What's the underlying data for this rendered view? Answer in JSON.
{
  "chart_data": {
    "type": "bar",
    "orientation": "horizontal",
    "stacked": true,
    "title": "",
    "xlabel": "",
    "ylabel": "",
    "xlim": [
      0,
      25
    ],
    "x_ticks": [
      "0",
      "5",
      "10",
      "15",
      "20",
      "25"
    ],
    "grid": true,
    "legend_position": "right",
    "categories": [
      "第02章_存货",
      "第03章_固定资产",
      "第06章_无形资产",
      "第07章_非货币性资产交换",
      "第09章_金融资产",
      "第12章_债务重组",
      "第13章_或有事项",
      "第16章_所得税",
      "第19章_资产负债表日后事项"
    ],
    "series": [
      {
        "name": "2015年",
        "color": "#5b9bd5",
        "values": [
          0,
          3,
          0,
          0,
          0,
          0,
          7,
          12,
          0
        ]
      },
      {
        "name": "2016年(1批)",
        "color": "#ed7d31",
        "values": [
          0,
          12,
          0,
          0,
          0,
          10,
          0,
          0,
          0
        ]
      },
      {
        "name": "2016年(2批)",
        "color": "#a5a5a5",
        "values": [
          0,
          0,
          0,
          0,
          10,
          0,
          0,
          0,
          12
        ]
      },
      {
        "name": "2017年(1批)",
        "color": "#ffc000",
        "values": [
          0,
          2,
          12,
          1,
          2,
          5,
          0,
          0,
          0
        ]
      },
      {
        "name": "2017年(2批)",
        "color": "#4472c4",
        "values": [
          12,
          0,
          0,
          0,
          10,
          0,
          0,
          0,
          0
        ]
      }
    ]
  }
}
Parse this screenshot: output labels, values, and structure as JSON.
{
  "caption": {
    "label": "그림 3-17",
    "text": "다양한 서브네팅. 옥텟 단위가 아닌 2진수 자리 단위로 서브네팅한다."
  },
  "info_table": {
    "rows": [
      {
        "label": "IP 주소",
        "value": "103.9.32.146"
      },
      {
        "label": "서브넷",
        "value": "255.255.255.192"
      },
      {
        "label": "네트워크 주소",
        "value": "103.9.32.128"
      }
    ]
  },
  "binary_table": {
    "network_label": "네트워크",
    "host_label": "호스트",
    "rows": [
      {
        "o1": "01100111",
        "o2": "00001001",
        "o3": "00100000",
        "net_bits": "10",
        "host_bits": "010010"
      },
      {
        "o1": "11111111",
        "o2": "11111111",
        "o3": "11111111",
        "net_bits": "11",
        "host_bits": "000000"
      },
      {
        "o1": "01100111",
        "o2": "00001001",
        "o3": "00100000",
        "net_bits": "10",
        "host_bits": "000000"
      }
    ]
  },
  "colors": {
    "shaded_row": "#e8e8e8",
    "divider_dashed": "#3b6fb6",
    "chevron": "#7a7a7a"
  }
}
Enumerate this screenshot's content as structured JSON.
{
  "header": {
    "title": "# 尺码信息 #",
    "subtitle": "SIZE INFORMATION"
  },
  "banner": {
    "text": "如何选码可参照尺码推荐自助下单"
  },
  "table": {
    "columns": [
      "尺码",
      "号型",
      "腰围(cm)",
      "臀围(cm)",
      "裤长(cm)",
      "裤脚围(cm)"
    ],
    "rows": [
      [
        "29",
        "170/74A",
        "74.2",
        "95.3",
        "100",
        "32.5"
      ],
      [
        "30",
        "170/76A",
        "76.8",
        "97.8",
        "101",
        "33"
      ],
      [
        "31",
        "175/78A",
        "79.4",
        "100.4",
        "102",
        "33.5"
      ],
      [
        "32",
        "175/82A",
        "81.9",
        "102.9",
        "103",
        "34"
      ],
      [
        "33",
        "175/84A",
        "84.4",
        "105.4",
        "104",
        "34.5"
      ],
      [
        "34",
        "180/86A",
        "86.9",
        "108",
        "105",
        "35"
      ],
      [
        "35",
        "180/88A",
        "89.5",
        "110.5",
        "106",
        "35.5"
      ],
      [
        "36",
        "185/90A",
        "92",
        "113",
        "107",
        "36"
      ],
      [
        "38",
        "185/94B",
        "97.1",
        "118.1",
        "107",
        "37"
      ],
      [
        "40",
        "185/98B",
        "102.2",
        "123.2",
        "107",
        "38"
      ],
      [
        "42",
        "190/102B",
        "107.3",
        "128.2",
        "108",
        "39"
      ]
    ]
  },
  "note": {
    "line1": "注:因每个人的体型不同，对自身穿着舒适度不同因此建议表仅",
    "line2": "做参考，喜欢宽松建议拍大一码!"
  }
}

● Short task: Pull out every line of the records that includes the string "name".

● Exercise answer:
        "name": "2015年",
        "name": "2016年(1批)",
        "name": "2016年(2批)",
        "name": "2017年(1批)",
        "name": "2017年(2批)",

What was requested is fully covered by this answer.